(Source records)
- - - - - - -
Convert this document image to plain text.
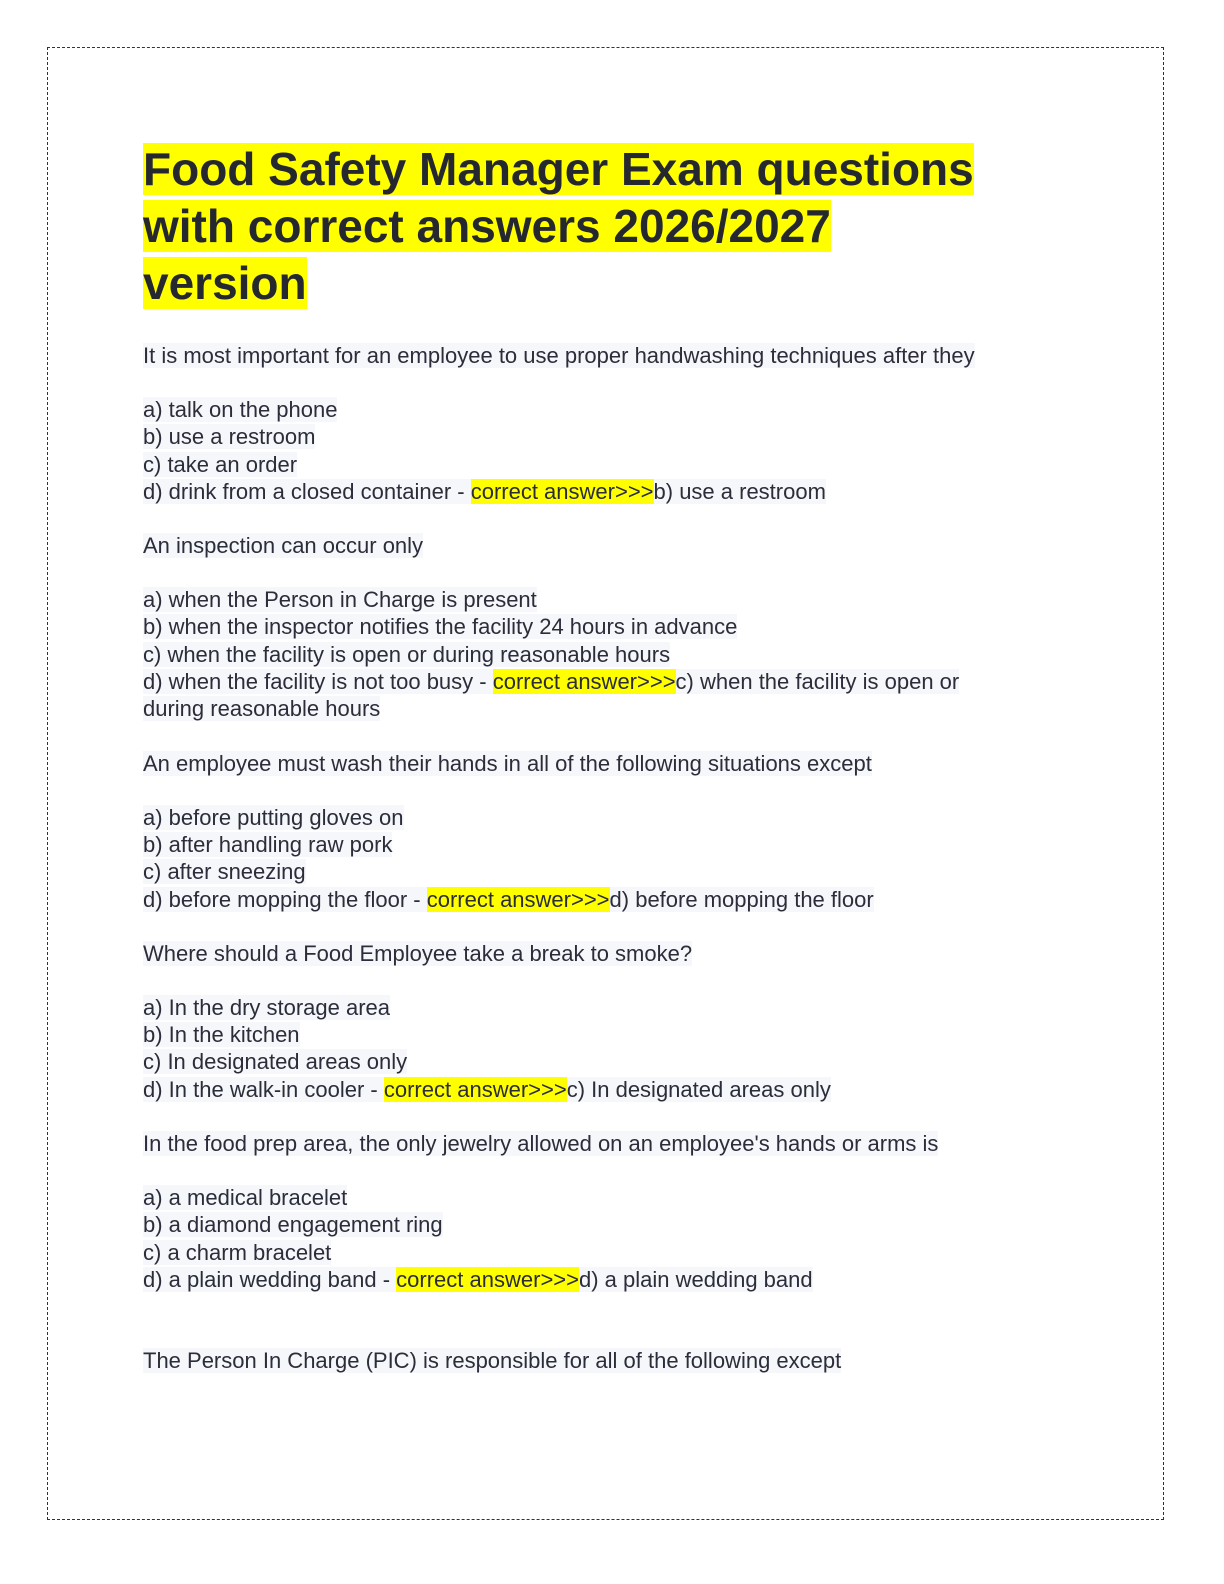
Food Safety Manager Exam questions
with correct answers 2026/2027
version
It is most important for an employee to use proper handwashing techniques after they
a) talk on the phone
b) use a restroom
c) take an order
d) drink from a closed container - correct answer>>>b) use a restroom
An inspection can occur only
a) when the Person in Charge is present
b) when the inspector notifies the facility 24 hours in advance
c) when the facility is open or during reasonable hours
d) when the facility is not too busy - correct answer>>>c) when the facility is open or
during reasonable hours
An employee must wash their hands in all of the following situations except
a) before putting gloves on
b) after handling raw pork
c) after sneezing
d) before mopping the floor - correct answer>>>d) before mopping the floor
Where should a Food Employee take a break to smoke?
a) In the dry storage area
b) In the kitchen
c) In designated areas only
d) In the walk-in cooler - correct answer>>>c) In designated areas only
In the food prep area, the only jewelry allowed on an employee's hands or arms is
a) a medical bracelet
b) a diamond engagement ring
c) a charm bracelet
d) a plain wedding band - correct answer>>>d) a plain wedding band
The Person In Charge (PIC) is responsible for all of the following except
- - - - - - -
All entries are to be retyped exactly. Omit any embedded images.

### Result for this task
Convert this document image to plain text.
Food Safety Manager Exam questions
with correct answers 2026/2027
version
It is most important for an employee to use proper handwashing techniques after they
a) talk on the phone
b) use a restroom
c) take an order
d) drink from a closed container - correct answer>>>b) use a restroom
An inspection can occur only
a) when the Person in Charge is present
b) when the inspector notifies the facility 24 hours in advance
c) when the facility is open or during reasonable hours
d) when the facility is not too busy - correct answer>>>c) when the facility is open or
during reasonable hours
An employee must wash their hands in all of the following situations except
a) before putting gloves on
b) after handling raw pork
c) after sneezing
d) before mopping the floor - correct answer>>>d) before mopping the floor
Where should a Food Employee take a break to smoke?
a) In the dry storage area
b) In the kitchen
c) In designated areas only
d) In the walk-in cooler - correct answer>>>c) In designated areas only
In the food prep area, the only jewelry allowed on an employee's hands or arms is
a) a medical bracelet
b) a diamond engagement ring
c) a charm bracelet
d) a plain wedding band - correct answer>>>d) a plain wedding band
The Person In Charge (PIC) is responsible for all of the following except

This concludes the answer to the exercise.